# Information supplied
────────

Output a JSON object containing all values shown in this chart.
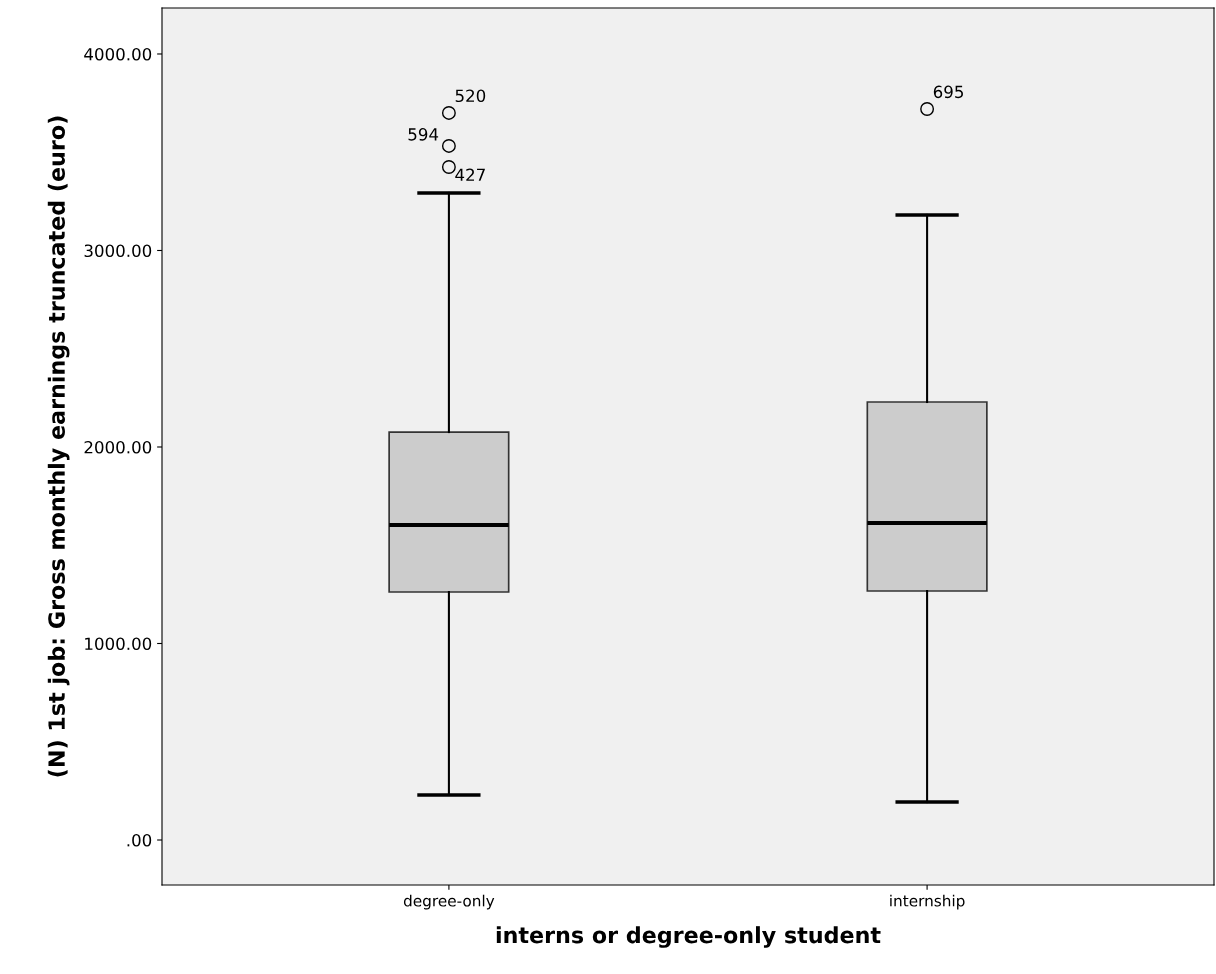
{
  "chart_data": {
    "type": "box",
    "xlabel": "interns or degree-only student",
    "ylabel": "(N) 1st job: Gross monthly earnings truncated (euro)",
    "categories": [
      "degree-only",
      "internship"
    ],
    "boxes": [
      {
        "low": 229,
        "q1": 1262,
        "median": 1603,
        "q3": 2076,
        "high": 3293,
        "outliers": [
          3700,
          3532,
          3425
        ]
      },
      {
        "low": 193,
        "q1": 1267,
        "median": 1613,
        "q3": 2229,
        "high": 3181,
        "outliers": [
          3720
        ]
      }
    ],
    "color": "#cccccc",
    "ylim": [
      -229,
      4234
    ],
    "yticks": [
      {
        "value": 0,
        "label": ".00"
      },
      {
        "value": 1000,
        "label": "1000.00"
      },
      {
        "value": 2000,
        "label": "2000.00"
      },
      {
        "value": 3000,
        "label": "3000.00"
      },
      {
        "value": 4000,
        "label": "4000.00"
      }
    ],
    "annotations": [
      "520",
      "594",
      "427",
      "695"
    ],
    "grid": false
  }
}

────────

# Brief
The material above must be printed exactly, with its pictures left out.

# Solution below
Output a JSON object containing all values shown in this chart.
{
  "chart_data": {
    "type": "box",
    "xlabel": "interns or degree-only student",
    "ylabel": "(N) 1st job: Gross monthly earnings truncated (euro)",
    "categories": [
      "degree-only",
      "internship"
    ],
    "boxes": [
      {
        "low": 229,
        "q1": 1262,
        "median": 1603,
        "q3": 2076,
        "high": 3293,
        "outliers": [
          3700,
          3532,
          3425
        ]
      },
      {
        "low": 193,
        "q1": 1267,
        "median": 1613,
        "q3": 2229,
        "high": 3181,
        "outliers": [
          3720
        ]
      }
    ],
    "color": "#cccccc",
    "ylim": [
      -229,
      4234
    ],
    "yticks": [
      {
        "value": 0,
        "label": ".00"
      },
      {
        "value": 1000,
        "label": "1000.00"
      },
      {
        "value": 2000,
        "label": "2000.00"
      },
      {
        "value": 3000,
        "label": "3000.00"
      },
      {
        "value": 4000,
        "label": "4000.00"
      }
    ],
    "annotations": [
      "520",
      "594",
      "427",
      "695"
    ],
    "grid": false
  }
}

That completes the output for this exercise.